TEXT FOR ANALYSIS:
Office Phone: 607-254-8550

Biography:

Dr. Xiling Shen has been an assistant professor in the School of Electrical and Computer Engineering at Cornell University since August, 2009. he received his BS and MS degree from the Electrical Engineering Department of Stanford University in 2001. He worked at Barcelona Design Inc. for two years, specializing in analog circuit design and optimization, before joining Professor Mark Horowtiz' research group in the Electrical Engineering Department at Stanford in 2003. In the first two years of his PhD, he collaborated with Professor Joseph Kahn on using adaptive spatial equalization to compensate modal dispersion in multimode fibers. Since 2005, he has been collaborating with Professor Harley McAdams, Professor Lucy Shapiro, and Professor David Dill on modeling and analyzing the robustness of the Caulobacter cell cycle regulation under various environmental conditions. He did postdoctoral work on synthetic biology with Dr. Adam Arkin in Bio Engineering at Berkeley prior to joining the Cornell faculty.

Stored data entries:
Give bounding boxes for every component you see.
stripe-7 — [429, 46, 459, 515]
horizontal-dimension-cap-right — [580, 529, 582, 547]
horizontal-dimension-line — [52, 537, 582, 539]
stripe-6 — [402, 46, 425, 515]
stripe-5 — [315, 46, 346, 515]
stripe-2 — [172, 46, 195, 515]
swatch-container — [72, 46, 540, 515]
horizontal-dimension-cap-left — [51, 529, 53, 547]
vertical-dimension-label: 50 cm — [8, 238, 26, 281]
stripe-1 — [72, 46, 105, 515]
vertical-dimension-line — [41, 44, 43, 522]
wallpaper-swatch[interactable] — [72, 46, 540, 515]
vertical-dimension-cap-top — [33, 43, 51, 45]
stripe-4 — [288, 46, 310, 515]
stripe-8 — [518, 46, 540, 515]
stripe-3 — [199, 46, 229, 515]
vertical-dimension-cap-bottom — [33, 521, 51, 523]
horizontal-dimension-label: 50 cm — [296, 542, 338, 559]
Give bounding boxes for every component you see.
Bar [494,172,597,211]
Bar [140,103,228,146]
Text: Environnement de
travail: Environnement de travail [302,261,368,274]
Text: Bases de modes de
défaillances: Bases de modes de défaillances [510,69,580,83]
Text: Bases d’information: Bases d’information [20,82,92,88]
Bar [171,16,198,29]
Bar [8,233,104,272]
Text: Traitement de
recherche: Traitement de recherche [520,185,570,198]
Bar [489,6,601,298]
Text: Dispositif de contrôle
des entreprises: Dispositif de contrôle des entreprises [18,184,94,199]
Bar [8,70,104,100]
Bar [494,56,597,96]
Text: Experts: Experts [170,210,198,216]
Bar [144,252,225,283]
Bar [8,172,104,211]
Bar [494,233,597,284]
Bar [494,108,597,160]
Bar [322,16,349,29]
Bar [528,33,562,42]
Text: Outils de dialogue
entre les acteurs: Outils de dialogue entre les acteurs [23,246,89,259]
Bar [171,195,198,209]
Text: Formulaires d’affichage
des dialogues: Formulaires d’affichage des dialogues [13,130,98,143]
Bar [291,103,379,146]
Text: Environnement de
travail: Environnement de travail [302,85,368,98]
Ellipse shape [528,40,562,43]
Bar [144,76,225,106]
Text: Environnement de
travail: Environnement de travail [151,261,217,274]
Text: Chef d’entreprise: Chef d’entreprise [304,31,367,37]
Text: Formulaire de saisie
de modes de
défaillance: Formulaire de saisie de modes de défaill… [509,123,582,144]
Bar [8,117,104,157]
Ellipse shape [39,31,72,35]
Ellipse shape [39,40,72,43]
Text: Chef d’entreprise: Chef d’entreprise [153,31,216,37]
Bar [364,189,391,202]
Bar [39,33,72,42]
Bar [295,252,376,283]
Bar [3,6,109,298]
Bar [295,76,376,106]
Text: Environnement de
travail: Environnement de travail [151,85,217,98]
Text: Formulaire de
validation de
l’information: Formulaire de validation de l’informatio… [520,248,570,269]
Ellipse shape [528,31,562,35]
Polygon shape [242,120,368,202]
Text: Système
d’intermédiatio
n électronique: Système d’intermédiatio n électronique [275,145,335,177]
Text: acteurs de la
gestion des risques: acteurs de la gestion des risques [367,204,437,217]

ACTION ITEM A:
In the biography of Xiling Shen, what did he specialize in during his two years at Barcelona Design Inc.?
ACTION ITEM B:
Please list the professors the biography of Xiling Shen says he has been collaborating with since 2005.
ACTION ITEM C:
Carry on the biography of Xiling Shen from its final sentence.
The records were taken from a separate source.

ANSWER BOX A:
Analog circuit design and optimization.

ANSWER BOX B:
Harley McAdams, Lucy Shapiro, David Dill

ANSWER BOX C:
Research interests:

Systems biology and synthetic biology are emerging fields that try to tackle complex biological questions from a system engineering perspective rather than looking at one reaction a time. In engineering disciplines, tools and concepts have been developed for analyzing and designing intricate machineries, which can be leveraged for systems and synthetic biology. I am interested in using computational tools from control theory, information theory, and circuit design to model and analyze biological systems. Leveraging knowledge learned from systems biology, I am also building scalable and modular biological parts and devices as well as in vitro chasis using synthetic biology for applications such as biofuel, nano technology, gene therapy, and drug delivery.